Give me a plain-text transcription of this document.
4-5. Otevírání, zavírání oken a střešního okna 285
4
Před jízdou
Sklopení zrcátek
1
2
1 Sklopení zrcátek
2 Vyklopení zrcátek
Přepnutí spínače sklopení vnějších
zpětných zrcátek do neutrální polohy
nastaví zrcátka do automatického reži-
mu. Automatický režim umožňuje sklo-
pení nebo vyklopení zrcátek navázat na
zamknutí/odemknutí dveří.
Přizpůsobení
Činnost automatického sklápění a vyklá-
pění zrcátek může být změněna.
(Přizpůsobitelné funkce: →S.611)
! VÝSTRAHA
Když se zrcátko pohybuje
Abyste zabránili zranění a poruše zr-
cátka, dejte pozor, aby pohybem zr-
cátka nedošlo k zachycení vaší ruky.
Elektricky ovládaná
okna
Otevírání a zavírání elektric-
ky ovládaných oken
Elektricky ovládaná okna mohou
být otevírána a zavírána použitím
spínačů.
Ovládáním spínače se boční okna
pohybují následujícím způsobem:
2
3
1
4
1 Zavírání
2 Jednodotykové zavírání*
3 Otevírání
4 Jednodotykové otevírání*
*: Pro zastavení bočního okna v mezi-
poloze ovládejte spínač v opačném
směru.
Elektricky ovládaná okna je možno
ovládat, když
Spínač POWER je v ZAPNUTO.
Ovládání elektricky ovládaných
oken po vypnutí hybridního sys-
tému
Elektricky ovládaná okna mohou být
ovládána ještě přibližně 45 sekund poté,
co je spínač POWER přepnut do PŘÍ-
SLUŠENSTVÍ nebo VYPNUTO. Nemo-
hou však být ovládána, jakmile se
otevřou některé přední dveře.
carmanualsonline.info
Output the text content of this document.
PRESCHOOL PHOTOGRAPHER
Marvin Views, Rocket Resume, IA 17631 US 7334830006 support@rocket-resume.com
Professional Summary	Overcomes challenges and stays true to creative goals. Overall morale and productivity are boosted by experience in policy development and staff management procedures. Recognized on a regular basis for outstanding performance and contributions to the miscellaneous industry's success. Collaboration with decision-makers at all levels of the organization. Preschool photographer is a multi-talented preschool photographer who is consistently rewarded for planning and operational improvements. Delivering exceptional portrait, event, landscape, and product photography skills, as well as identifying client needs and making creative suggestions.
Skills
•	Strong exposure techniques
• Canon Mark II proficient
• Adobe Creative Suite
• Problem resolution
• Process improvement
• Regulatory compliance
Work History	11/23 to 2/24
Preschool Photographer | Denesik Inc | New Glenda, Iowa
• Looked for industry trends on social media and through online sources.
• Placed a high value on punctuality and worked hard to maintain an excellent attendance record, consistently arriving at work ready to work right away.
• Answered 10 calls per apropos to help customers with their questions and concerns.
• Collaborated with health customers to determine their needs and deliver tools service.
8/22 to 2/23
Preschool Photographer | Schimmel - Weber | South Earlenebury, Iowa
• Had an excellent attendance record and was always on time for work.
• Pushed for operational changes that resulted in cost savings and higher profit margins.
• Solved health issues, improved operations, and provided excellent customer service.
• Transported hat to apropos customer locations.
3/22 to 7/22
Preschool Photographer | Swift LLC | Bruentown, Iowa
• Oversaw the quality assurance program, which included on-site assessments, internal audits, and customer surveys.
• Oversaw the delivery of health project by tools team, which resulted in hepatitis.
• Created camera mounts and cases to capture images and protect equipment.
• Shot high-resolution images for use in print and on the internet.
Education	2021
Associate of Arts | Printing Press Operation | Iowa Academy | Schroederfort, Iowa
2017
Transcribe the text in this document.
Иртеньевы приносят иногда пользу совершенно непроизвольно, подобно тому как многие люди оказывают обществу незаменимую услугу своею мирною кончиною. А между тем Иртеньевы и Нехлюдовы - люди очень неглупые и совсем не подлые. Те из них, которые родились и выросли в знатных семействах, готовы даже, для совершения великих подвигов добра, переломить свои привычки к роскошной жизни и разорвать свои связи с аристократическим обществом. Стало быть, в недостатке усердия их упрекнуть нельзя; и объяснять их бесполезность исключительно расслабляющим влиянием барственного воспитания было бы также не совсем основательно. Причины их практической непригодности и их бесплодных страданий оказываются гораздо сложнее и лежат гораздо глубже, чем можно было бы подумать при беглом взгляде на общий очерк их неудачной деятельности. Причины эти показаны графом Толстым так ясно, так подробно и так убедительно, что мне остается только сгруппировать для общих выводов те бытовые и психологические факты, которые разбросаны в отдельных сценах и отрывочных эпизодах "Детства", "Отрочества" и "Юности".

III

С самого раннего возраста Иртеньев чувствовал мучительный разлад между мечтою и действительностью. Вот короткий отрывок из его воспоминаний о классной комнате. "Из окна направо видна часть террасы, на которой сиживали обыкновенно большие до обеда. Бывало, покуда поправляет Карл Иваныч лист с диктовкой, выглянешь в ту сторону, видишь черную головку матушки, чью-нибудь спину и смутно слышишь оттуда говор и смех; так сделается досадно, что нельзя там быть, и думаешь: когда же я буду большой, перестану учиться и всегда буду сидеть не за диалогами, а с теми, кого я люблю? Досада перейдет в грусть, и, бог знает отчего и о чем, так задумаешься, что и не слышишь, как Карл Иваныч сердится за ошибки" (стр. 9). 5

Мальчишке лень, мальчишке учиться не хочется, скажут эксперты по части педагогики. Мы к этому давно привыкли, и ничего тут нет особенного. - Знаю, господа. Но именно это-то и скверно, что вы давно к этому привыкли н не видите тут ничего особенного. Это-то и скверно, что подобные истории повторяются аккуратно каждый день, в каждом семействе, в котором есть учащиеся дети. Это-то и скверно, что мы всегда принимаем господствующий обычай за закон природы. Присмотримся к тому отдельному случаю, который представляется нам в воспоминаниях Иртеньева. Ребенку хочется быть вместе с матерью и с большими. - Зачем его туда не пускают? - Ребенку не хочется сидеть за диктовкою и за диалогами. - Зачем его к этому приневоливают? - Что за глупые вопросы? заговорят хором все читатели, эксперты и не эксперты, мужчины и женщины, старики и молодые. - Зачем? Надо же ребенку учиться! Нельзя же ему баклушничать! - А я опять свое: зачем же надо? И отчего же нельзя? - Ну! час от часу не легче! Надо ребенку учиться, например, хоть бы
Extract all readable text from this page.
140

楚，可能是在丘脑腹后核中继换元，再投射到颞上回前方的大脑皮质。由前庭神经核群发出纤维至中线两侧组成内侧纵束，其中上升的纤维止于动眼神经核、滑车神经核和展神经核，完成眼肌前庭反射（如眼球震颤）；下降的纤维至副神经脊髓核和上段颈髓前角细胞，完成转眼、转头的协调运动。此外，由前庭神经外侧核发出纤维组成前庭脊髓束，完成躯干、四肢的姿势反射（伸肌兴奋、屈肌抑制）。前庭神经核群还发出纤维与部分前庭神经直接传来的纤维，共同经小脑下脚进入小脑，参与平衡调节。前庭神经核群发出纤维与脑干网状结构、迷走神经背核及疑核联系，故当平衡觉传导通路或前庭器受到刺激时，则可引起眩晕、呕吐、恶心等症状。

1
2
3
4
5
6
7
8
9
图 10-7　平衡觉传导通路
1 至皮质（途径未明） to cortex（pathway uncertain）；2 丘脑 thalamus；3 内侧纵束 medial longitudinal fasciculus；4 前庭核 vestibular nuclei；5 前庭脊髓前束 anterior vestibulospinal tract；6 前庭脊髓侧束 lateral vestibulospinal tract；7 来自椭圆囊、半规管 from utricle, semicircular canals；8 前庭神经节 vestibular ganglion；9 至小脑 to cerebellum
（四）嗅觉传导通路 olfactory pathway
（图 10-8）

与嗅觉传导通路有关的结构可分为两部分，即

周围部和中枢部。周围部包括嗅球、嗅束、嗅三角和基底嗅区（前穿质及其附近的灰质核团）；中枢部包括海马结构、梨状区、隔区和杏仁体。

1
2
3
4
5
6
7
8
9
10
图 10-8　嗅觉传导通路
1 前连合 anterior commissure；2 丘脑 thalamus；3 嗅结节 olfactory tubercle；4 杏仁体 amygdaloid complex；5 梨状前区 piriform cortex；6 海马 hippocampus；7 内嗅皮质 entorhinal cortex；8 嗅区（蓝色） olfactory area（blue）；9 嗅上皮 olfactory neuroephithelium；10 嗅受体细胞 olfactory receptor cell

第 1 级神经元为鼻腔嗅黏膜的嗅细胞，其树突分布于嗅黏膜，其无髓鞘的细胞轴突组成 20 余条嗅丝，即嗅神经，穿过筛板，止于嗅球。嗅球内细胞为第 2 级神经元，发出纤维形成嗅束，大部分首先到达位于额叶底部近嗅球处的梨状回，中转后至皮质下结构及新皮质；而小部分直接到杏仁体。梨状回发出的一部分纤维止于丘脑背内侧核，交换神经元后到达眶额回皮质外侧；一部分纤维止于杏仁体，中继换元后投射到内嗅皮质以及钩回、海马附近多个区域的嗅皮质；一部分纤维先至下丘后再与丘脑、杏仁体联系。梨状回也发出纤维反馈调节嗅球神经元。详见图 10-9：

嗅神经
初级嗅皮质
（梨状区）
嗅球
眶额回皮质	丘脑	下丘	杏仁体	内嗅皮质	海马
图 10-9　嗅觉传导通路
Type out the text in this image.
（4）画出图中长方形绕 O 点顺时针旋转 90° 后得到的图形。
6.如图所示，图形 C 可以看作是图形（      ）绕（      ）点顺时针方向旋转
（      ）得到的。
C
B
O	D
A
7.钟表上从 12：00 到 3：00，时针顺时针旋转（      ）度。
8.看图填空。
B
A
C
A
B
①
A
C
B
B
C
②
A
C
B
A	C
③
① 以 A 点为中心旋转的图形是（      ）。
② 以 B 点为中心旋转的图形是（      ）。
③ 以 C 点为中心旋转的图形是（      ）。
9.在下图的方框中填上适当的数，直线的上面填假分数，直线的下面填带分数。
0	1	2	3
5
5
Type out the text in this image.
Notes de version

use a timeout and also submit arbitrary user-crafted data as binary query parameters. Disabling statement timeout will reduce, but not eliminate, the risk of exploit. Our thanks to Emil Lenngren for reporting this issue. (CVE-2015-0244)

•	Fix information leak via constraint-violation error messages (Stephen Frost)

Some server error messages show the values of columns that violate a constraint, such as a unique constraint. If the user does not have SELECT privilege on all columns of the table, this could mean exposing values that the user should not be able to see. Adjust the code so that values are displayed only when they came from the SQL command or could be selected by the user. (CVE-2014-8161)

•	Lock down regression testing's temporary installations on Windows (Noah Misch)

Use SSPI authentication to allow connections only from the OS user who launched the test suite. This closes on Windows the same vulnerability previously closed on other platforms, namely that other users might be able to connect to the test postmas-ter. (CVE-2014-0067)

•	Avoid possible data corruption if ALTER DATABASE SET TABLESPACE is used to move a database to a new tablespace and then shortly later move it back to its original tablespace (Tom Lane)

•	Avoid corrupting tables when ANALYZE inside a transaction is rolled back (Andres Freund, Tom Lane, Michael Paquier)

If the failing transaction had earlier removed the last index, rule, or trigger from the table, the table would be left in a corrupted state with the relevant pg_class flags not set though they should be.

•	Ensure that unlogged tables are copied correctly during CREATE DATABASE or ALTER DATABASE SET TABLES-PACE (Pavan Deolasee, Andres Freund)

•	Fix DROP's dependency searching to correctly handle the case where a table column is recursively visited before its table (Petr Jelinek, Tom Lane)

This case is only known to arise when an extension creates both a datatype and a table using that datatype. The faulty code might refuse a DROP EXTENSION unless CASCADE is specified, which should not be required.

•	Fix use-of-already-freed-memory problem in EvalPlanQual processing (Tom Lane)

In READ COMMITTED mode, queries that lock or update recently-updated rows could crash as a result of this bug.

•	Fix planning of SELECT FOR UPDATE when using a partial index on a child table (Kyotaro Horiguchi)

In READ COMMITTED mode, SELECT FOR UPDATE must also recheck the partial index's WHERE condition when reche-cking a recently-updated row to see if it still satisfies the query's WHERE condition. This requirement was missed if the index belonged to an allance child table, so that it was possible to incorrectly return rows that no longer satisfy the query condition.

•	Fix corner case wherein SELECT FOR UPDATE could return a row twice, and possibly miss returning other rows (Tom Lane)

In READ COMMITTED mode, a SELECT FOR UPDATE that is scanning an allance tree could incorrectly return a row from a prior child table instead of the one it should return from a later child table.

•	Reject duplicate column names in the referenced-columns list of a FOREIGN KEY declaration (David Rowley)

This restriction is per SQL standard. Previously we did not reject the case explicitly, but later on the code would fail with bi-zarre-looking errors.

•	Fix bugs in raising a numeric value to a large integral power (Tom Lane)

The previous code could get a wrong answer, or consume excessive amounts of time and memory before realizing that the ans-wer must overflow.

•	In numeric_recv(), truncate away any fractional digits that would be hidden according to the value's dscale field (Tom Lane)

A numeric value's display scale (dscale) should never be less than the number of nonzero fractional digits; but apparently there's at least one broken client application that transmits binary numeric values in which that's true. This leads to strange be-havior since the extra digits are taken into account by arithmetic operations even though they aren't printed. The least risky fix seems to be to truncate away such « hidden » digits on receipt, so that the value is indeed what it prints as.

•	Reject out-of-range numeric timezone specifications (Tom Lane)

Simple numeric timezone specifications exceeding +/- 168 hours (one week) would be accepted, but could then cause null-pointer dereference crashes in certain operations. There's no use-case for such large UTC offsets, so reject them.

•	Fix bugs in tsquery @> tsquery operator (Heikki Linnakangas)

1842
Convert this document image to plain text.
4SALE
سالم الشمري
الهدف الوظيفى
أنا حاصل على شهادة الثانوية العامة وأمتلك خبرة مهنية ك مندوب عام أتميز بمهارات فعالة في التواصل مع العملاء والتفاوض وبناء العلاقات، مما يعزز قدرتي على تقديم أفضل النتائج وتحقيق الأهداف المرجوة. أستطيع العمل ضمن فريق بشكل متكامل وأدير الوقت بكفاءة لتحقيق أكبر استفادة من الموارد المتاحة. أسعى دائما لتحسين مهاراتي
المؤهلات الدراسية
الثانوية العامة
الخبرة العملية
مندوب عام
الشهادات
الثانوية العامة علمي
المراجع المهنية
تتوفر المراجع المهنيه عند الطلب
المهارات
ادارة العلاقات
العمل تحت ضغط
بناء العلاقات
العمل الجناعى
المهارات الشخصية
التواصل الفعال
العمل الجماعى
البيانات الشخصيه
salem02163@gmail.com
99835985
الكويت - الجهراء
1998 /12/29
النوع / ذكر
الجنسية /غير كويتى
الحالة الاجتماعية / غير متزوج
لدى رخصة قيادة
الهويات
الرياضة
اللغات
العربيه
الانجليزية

= = = = =

### WHAT YOU NEED TO DO
Look through the entries above. Extract each line with the word "industry".

### EXERCISE RESULT
Professional Summary	Overcomes challenges and stays true to creative goals. Overall morale and productivity are boosted by experience in policy development and staff management procedures. Recognized on a regular basis for outstanding performance and contributions to the miscellaneous industry's success. Collaboration with decision-makers at all levels of the organization. Preschool photographer is a multi-talented preschool photographer who is consistently rewarded for planning and operational improvements. Delivering exceptional portrait, event, landscape, and product photography skills, as well as identifying client needs and making creative suggestions.
• Looked for industry trends on social media and through online sources.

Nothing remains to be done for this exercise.